• WORK INSTRUCTION A: In the text on percutaneous ASD closure, how many of the 143 patients were judged to have complex anatomy?
• WORK INSTRUCTION B: Please extend the text on percutaneous ASD closure, starting right after its final sentence.

===== TEXT SECTION =====

In the preceding paper, Pedra and his associate13 evaluate the results of percutaneous occlusion of complex ASDs. During an approximately six-year period ending July 2003, attempts to percutaneously occlude ASDs were undertaken in 143 patients. Of these, 40 (28%) were judged to have “complex anatomy.” The complex anatomy was arbitrarily defined as ASDs with stretched diameters larger than 26 mm with a deficient (10 mm) atrial septum (N=4). Device occlusion was unsuccessful in 5 (12.5%) patients; these patients had large defects with either deficient anterior rim or a floppy posterior rim. The remaining 35 patients had Amplatzer (N=31) or Helex (N=4) devices implanted. Immediately following the procedure, there was complete occlusion in 63% patients and 89% were shown to have complete occlusion at mean follow-up of 18 months. The authors conclude that percutaneous closure of complex ASDs is feasible, safe and effective although larger defects with deficient anterior rim and floppy posterior septum may not be suitable candidates for percutaneous closure.

===== DATASET EXCERPTS =====

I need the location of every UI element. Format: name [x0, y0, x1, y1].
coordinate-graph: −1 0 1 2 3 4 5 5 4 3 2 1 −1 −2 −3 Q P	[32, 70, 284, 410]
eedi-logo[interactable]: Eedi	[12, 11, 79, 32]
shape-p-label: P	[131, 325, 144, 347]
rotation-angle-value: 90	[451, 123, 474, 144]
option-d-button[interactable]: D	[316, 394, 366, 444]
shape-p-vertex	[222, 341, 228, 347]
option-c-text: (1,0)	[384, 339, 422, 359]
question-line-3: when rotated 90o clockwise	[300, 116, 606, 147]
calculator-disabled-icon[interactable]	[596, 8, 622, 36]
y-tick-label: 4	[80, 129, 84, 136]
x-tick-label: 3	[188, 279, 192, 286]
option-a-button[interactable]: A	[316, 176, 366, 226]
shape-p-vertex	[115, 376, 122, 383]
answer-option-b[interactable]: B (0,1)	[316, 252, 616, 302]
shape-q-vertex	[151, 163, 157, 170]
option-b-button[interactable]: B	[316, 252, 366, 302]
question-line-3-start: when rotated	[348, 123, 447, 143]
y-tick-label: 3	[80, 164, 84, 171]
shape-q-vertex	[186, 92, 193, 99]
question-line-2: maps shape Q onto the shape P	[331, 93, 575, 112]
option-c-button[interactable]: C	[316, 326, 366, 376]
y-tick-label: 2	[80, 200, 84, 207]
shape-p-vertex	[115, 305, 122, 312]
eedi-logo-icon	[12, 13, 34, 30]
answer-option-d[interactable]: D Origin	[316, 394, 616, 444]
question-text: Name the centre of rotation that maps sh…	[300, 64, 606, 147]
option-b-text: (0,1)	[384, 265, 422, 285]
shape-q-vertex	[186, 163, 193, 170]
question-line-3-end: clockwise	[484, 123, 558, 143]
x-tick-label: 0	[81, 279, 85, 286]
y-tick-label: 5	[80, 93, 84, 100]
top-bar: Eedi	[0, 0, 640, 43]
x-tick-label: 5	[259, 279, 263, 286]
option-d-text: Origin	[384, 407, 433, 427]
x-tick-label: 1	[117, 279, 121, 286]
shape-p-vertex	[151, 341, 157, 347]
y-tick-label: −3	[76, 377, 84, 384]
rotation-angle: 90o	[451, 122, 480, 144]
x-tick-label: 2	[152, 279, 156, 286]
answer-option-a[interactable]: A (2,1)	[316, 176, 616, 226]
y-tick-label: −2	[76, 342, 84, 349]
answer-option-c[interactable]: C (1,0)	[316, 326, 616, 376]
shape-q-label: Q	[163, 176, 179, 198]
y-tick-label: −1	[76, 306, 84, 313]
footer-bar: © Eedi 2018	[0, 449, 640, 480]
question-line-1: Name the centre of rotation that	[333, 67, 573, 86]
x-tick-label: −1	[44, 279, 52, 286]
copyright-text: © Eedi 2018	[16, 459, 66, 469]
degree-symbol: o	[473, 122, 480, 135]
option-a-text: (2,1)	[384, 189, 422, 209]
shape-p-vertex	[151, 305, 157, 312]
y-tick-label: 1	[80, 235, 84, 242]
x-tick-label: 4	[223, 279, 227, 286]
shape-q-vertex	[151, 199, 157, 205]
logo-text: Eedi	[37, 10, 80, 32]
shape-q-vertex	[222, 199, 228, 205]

=====

• RESULT A: 40 patients (28%)

• RESULT B:
This is a well-written paper and the authors deserve congratulations for their diligent work in a complex group of ASD patients. Although other investigators addressed this issue,14–17 this work is a valuable addition on this topic. Taking into consideration the incidence of complex anatomy of secundum ASD, the total number of studied cases looks reasonable. However, breaking down this number into several subtypes of complex anatomy resulted in subgroups with only 1 or 2 patients, which makes it difficult to draw solid conclusions on certain types of complex anatomy that these authors reported. The reported experience is confined mostly to the ASO and does not study how other devices would have handled the same complex anatomy.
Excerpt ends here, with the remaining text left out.